_YOUR TASK_.
Retype the records below exactly as they appear, but leave out any pictures.
----
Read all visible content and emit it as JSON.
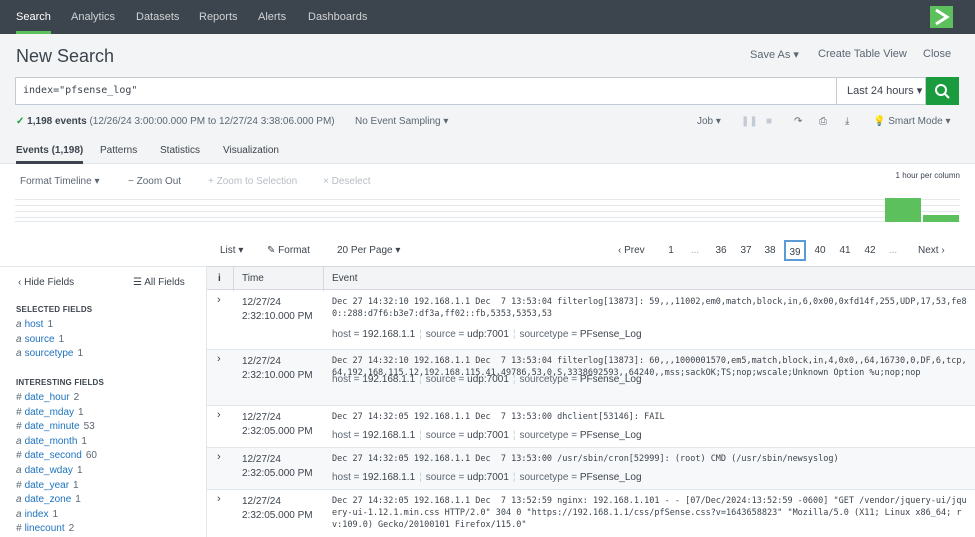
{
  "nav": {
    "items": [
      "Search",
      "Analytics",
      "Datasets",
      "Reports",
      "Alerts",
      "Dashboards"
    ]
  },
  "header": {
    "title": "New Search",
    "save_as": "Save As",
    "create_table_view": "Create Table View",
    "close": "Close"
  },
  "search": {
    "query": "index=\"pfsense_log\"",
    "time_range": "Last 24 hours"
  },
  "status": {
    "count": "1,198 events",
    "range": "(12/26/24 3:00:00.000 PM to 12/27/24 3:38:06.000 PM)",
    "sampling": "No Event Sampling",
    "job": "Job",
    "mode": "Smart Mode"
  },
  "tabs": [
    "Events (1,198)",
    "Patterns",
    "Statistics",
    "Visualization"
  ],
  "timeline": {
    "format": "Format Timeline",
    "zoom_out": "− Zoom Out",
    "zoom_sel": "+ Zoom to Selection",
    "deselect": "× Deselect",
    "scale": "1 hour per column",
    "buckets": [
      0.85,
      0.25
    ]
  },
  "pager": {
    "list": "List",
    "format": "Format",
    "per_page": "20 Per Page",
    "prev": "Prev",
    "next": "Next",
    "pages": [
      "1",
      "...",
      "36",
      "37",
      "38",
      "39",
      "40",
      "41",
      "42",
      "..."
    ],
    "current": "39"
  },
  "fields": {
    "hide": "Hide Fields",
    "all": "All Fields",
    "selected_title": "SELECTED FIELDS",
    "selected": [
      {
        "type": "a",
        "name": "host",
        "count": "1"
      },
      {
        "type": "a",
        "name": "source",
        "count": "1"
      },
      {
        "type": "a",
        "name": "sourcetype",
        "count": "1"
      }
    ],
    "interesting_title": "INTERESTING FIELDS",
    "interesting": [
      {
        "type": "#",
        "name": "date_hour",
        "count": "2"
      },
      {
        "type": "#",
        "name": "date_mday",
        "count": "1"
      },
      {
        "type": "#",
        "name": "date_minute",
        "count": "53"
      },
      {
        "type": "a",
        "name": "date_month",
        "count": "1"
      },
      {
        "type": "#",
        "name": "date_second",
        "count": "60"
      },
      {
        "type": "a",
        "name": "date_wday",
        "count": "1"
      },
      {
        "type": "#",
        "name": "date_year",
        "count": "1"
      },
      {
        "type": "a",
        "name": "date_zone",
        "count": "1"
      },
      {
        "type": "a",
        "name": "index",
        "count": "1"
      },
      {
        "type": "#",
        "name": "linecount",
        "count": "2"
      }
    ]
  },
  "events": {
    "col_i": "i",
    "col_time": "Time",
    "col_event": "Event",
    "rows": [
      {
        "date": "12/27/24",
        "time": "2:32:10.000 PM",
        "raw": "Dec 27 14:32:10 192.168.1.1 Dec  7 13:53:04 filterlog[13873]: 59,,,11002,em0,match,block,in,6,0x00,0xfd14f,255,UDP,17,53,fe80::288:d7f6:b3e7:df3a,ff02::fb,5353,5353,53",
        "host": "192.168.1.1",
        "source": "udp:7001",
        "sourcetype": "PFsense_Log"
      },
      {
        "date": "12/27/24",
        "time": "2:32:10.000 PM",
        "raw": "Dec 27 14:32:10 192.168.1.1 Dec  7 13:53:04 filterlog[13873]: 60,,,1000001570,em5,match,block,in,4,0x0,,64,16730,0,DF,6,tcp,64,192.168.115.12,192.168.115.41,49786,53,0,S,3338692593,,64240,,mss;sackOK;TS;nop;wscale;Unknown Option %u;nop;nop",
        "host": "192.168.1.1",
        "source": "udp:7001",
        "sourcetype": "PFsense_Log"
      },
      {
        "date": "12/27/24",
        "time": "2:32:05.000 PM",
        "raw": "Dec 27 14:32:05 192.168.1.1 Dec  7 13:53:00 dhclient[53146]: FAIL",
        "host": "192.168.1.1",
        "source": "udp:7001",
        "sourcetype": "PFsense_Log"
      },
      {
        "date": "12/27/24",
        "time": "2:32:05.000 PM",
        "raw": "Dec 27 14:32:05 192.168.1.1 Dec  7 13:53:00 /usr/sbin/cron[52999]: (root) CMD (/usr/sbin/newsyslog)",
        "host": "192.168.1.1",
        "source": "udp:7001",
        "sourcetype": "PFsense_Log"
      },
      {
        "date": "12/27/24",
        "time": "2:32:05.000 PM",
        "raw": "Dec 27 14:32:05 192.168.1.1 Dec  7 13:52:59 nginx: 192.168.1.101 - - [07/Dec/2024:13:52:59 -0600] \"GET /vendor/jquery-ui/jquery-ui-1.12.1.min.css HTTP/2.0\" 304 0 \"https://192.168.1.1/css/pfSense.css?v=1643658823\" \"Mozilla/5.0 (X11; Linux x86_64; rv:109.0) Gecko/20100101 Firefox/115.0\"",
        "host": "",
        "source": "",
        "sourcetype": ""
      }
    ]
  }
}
----
_RESPONSE TO THE TASK_.
Read all visible content and emit it as JSON.
{
  "nav": {
    "items": [
      "Search",
      "Analytics",
      "Datasets",
      "Reports",
      "Alerts",
      "Dashboards"
    ]
  },
  "header": {
    "title": "New Search",
    "save_as": "Save As",
    "create_table_view": "Create Table View",
    "close": "Close"
  },
  "search": {
    "query": "index=\"pfsense_log\"",
    "time_range": "Last 24 hours"
  },
  "status": {
    "count": "1,198 events",
    "range": "(12/26/24 3:00:00.000 PM to 12/27/24 3:38:06.000 PM)",
    "sampling": "No Event Sampling",
    "job": "Job",
    "mode": "Smart Mode"
  },
  "tabs": [
    "Events (1,198)",
    "Patterns",
    "Statistics",
    "Visualization"
  ],
  "timeline": {
    "format": "Format Timeline",
    "zoom_out": "− Zoom Out",
    "zoom_sel": "+ Zoom to Selection",
    "deselect": "× Deselect",
    "scale": "1 hour per column",
    "buckets": [
      0.85,
      0.25
    ]
  },
  "pager": {
    "list": "List",
    "format": "Format",
    "per_page": "20 Per Page",
    "prev": "Prev",
    "next": "Next",
    "pages": [
      "1",
      "...",
      "36",
      "37",
      "38",
      "39",
      "40",
      "41",
      "42",
      "..."
    ],
    "current": "39"
  },
  "fields": {
    "hide": "Hide Fields",
    "all": "All Fields",
    "selected_title": "SELECTED FIELDS",
    "selected": [
      {
        "type": "a",
        "name": "host",
        "count": "1"
      },
      {
        "type": "a",
        "name": "source",
        "count": "1"
      },
      {
        "type": "a",
        "name": "sourcetype",
        "count": "1"
      }
    ],
    "interesting_title": "INTERESTING FIELDS",
    "interesting": [
      {
        "type": "#",
        "name": "date_hour",
        "count": "2"
      },
      {
        "type": "#",
        "name": "date_mday",
        "count": "1"
      },
      {
        "type": "#",
        "name": "date_minute",
        "count": "53"
      },
      {
        "type": "a",
        "name": "date_month",
        "count": "1"
      },
      {
        "type": "#",
        "name": "date_second",
        "count": "60"
      },
      {
        "type": "a",
        "name": "date_wday",
        "count": "1"
      },
      {
        "type": "#",
        "name": "date_year",
        "count": "1"
      },
      {
        "type": "a",
        "name": "date_zone",
        "count": "1"
      },
      {
        "type": "a",
        "name": "index",
        "count": "1"
      },
      {
        "type": "#",
        "name": "linecount",
        "count": "2"
      }
    ]
  },
  "events": {
    "col_i": "i",
    "col_time": "Time",
    "col_event": "Event",
    "rows": [
      {
        "date": "12/27/24",
        "time": "2:32:10.000 PM",
        "raw": "Dec 27 14:32:10 192.168.1.1 Dec  7 13:53:04 filterlog[13873]: 59,,,11002,em0,match,block,in,6,0x00,0xfd14f,255,UDP,17,53,fe80::288:d7f6:b3e7:df3a,ff02::fb,5353,5353,53",
        "host": "192.168.1.1",
        "source": "udp:7001",
        "sourcetype": "PFsense_Log"
      },
      {
        "date": "12/27/24",
        "time": "2:32:10.000 PM",
        "raw": "Dec 27 14:32:10 192.168.1.1 Dec  7 13:53:04 filterlog[13873]: 60,,,1000001570,em5,match,block,in,4,0x0,,64,16730,0,DF,6,tcp,64,192.168.115.12,192.168.115.41,49786,53,0,S,3338692593,,64240,,mss;sackOK;TS;nop;wscale;Unknown Option %u;nop;nop",
        "host": "192.168.1.1",
        "source": "udp:7001",
        "sourcetype": "PFsense_Log"
      },
      {
        "date": "12/27/24",
        "time": "2:32:05.000 PM",
        "raw": "Dec 27 14:32:05 192.168.1.1 Dec  7 13:53:00 dhclient[53146]: FAIL",
        "host": "192.168.1.1",
        "source": "udp:7001",
        "sourcetype": "PFsense_Log"
      },
      {
        "date": "12/27/24",
        "time": "2:32:05.000 PM",
        "raw": "Dec 27 14:32:05 192.168.1.1 Dec  7 13:53:00 /usr/sbin/cron[52999]: (root) CMD (/usr/sbin/newsyslog)",
        "host": "192.168.1.1",
        "source": "udp:7001",
        "sourcetype": "PFsense_Log"
      },
      {
        "date": "12/27/24",
        "time": "2:32:05.000 PM",
        "raw": "Dec 27 14:32:05 192.168.1.1 Dec  7 13:52:59 nginx: 192.168.1.101 - - [07/Dec/2024:13:52:59 -0600] \"GET /vendor/jquery-ui/jquery-ui-1.12.1.min.css HTTP/2.0\" 304 0 \"https://192.168.1.1/css/pfSense.css?v=1643658823\" \"Mozilla/5.0 (X11; Linux x86_64; rv:109.0) Gecko/20100101 Firefox/115.0\"",
        "host": "",
        "source": "",
        "sourcetype": ""
      }
    ]
  }
}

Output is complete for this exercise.